Copy every line, leaving nothing out and adding nothing.
[start Input rows]
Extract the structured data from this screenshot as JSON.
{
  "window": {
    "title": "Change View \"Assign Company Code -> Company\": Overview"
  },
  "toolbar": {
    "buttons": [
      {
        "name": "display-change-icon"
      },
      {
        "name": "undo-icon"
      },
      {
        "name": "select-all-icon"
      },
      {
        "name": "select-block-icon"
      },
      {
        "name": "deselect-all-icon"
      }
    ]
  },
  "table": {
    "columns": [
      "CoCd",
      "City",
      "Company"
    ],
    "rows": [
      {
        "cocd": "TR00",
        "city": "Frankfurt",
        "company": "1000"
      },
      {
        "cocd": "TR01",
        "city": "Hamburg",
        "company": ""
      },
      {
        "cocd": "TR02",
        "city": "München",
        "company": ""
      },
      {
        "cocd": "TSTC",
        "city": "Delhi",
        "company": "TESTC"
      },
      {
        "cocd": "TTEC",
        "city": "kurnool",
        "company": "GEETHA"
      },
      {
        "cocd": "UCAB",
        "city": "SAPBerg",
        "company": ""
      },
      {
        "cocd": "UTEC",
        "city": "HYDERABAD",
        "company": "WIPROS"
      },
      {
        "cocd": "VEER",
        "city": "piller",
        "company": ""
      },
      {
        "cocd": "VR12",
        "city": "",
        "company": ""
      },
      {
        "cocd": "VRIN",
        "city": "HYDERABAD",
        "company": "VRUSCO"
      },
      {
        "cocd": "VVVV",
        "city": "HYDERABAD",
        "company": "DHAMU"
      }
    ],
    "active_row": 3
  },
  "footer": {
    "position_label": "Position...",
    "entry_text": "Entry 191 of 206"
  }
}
[end Input rows]
## Answer to the task:
Extract the structured data from this screenshot as JSON.
{
  "window": {
    "title": "Change View \"Assign Company Code -> Company\": Overview"
  },
  "toolbar": {
    "buttons": [
      {
        "name": "display-change-icon"
      },
      {
        "name": "undo-icon"
      },
      {
        "name": "select-all-icon"
      },
      {
        "name": "select-block-icon"
      },
      {
        "name": "deselect-all-icon"
      }
    ]
  },
  "table": {
    "columns": [
      "CoCd",
      "City",
      "Company"
    ],
    "rows": [
      {
        "cocd": "TR00",
        "city": "Frankfurt",
        "company": "1000"
      },
      {
        "cocd": "TR01",
        "city": "Hamburg",
        "company": ""
      },
      {
        "cocd": "TR02",
        "city": "München",
        "company": ""
      },
      {
        "cocd": "TSTC",
        "city": "Delhi",
        "company": "TESTC"
      },
      {
        "cocd": "TTEC",
        "city": "kurnool",
        "company": "GEETHA"
      },
      {
        "cocd": "UCAB",
        "city": "SAPBerg",
        "company": ""
      },
      {
        "cocd": "UTEC",
        "city": "HYDERABAD",
        "company": "WIPROS"
      },
      {
        "cocd": "VEER",
        "city": "piller",
        "company": ""
      },
      {
        "cocd": "VR12",
        "city": "",
        "company": ""
      },
      {
        "cocd": "VRIN",
        "city": "HYDERABAD",
        "company": "VRUSCO"
      },
      {
        "cocd": "VVVV",
        "city": "HYDERABAD",
        "company": "DHAMU"
      }
    ],
    "active_row": 3
  },
  "footer": {
    "position_label": "Position...",
    "entry_text": "Entry 191 of 206"
  }
}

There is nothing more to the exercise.